» Task details
Copy the data word for word, keeping every line.

» Records for the task
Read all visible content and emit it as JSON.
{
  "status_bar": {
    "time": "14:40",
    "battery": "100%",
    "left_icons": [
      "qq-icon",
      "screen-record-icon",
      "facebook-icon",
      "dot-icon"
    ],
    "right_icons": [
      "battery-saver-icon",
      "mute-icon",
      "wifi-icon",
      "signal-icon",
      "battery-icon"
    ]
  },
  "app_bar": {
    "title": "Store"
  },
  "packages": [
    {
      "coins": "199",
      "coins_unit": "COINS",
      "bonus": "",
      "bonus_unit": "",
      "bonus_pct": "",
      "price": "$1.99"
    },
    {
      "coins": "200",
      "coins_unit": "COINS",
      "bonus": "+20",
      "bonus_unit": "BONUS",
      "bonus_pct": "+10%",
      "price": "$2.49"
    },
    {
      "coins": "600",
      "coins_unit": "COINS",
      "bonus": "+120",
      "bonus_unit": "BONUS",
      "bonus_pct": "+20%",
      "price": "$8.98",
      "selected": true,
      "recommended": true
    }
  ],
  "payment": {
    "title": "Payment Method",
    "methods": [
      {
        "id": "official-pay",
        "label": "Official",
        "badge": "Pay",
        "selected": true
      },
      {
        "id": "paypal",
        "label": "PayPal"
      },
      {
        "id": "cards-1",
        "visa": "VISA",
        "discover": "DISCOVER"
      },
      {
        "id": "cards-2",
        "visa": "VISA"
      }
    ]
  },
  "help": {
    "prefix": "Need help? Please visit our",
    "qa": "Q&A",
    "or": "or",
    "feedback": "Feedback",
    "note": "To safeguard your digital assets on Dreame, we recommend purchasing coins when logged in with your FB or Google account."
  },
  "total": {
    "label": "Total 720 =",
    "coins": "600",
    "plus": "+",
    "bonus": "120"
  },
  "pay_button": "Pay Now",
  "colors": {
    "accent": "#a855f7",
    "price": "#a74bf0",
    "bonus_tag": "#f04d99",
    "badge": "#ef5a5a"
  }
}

» Solution to this exercise
Read all visible content and emit it as JSON.
{
  "status_bar": {
    "time": "14:40",
    "battery": "100%",
    "left_icons": [
      "qq-icon",
      "screen-record-icon",
      "facebook-icon",
      "dot-icon"
    ],
    "right_icons": [
      "battery-saver-icon",
      "mute-icon",
      "wifi-icon",
      "signal-icon",
      "battery-icon"
    ]
  },
  "app_bar": {
    "title": "Store"
  },
  "packages": [
    {
      "coins": "199",
      "coins_unit": "COINS",
      "bonus": "",
      "bonus_unit": "",
      "bonus_pct": "",
      "price": "$1.99"
    },
    {
      "coins": "200",
      "coins_unit": "COINS",
      "bonus": "+20",
      "bonus_unit": "BONUS",
      "bonus_pct": "+10%",
      "price": "$2.49"
    },
    {
      "coins": "600",
      "coins_unit": "COINS",
      "bonus": "+120",
      "bonus_unit": "BONUS",
      "bonus_pct": "+20%",
      "price": "$8.98",
      "selected": true,
      "recommended": true
    }
  ],
  "payment": {
    "title": "Payment Method",
    "methods": [
      {
        "id": "official-pay",
        "label": "Official",
        "badge": "Pay",
        "selected": true
      },
      {
        "id": "paypal",
        "label": "PayPal"
      },
      {
        "id": "cards-1",
        "visa": "VISA",
        "discover": "DISCOVER"
      },
      {
        "id": "cards-2",
        "visa": "VISA"
      }
    ]
  },
  "help": {
    "prefix": "Need help? Please visit our",
    "qa": "Q&A",
    "or": "or",
    "feedback": "Feedback",
    "note": "To safeguard your digital assets on Dreame, we recommend purchasing coins when logged in with your FB or Google account."
  },
  "total": {
    "label": "Total 720 =",
    "coins": "600",
    "plus": "+",
    "bonus": "120"
  },
  "pay_button": "Pay Now",
  "colors": {
    "accent": "#a855f7",
    "price": "#a74bf0",
    "bonus_tag": "#f04d99",
    "badge": "#ef5a5a"
  }
}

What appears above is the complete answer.